Gather, from the listing beneath this task, every line holding the string "University".

* **GIVEN ENTRIES**:
++++++

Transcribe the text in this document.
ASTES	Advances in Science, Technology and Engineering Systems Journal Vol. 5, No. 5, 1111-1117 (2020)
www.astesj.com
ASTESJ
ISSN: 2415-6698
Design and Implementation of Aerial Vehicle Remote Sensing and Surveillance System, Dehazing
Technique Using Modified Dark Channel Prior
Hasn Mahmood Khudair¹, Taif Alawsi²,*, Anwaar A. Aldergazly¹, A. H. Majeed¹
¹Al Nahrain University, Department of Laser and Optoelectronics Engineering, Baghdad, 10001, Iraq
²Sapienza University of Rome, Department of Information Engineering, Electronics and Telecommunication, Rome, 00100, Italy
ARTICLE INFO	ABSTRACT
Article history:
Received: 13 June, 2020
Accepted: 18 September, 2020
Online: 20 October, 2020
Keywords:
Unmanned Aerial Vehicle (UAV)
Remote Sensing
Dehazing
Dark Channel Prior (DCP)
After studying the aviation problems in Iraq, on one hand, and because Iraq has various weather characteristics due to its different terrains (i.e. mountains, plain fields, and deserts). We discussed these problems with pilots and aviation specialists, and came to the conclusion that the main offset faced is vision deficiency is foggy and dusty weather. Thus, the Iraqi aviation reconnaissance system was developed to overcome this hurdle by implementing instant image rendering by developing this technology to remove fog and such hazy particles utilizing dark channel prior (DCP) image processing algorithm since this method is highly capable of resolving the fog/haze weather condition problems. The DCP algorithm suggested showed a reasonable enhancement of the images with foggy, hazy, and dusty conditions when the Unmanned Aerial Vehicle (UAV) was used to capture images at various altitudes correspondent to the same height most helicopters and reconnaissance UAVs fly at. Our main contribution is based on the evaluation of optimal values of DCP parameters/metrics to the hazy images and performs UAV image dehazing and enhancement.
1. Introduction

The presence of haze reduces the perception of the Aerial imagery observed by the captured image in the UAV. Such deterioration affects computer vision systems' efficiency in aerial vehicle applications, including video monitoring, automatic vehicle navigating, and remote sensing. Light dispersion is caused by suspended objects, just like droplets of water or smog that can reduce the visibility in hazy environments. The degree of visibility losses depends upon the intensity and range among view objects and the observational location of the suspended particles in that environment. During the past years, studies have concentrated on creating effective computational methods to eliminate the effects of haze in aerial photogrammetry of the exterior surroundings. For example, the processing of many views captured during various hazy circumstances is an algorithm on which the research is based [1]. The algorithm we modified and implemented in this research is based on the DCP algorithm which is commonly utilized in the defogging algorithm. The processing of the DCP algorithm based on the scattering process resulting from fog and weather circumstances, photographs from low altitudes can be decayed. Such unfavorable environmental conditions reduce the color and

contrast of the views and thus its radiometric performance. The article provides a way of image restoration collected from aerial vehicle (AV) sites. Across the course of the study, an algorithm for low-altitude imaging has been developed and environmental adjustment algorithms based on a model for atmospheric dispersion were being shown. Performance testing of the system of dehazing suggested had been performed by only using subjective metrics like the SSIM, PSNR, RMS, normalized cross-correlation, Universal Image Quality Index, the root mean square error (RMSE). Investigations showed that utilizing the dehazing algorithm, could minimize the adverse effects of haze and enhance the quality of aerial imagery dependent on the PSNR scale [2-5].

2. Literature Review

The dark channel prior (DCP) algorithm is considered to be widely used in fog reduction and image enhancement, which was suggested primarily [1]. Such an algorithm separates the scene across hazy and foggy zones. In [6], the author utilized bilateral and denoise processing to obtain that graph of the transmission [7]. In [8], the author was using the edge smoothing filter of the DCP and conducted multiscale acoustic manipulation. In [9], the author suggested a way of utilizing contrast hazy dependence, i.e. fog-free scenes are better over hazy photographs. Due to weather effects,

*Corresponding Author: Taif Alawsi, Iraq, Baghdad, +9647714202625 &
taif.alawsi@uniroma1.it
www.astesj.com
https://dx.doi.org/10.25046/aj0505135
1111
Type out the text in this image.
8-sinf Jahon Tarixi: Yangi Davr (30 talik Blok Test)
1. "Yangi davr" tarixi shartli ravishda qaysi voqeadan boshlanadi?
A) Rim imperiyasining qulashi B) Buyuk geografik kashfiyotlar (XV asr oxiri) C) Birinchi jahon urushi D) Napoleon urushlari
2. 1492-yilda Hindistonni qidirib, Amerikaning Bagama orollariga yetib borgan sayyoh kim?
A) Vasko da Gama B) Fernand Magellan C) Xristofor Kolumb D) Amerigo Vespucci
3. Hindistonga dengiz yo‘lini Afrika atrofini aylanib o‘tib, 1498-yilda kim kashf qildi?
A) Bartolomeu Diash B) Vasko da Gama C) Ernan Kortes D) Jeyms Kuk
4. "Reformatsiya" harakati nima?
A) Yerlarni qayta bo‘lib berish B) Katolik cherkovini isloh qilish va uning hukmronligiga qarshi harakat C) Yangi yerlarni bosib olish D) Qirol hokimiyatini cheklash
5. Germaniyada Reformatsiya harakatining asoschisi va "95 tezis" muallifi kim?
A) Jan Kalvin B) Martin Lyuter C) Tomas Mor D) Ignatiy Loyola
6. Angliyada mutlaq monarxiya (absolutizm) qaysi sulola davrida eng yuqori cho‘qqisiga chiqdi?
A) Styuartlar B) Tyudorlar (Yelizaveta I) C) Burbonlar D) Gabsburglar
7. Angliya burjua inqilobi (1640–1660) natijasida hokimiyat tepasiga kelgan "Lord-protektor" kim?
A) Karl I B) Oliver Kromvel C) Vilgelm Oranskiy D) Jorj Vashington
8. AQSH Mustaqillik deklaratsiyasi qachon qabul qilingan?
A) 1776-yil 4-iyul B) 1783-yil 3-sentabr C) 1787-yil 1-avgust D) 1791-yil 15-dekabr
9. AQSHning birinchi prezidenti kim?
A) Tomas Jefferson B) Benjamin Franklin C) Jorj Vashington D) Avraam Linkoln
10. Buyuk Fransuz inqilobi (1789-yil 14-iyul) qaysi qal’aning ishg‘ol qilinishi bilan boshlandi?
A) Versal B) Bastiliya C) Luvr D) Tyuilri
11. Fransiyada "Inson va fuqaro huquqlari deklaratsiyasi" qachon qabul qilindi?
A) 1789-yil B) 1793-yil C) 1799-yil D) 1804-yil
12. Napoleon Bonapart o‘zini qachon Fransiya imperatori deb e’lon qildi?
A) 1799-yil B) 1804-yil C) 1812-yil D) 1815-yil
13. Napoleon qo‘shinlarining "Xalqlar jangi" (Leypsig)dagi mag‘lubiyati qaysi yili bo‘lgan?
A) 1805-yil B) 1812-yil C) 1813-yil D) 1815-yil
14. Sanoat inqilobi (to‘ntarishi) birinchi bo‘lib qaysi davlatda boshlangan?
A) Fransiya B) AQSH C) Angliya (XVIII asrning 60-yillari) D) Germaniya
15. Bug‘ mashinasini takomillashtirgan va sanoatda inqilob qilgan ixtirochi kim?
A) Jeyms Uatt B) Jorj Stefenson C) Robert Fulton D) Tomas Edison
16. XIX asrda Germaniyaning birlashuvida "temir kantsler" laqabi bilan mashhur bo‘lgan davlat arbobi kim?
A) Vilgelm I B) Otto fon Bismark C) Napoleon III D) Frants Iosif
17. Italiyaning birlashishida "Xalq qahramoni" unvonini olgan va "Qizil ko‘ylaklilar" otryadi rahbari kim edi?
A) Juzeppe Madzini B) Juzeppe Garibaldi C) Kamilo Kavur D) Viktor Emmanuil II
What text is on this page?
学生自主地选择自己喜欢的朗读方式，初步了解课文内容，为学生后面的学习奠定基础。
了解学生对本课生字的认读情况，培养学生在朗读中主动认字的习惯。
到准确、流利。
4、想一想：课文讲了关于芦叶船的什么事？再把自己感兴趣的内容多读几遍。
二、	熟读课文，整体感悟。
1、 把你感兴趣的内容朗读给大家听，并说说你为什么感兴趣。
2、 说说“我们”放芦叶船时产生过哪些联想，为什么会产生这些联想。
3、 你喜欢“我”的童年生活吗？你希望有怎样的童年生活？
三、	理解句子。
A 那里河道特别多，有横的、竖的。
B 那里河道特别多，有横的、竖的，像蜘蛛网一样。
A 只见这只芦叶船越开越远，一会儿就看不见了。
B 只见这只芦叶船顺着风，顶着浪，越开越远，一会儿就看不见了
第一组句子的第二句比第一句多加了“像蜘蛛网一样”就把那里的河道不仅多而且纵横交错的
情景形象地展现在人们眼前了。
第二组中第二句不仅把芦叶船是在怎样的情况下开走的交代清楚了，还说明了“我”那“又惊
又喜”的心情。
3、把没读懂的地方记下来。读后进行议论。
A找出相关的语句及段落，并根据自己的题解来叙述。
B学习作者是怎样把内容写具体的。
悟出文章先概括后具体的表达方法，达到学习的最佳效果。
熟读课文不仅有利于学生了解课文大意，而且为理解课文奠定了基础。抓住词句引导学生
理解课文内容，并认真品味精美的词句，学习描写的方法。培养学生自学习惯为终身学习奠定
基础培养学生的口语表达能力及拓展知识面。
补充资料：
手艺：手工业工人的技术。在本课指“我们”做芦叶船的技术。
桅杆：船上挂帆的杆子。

++++++

* **RESULT OF THIS TASK**:
¹Al Nahrain University, Department of Laser and Optoelectronics Engineering, Baghdad, 10001, Iraq
²Sapienza University of Rome, Department of Information Engineering, Electronics and Telecommunication, Rome, 00100, Italy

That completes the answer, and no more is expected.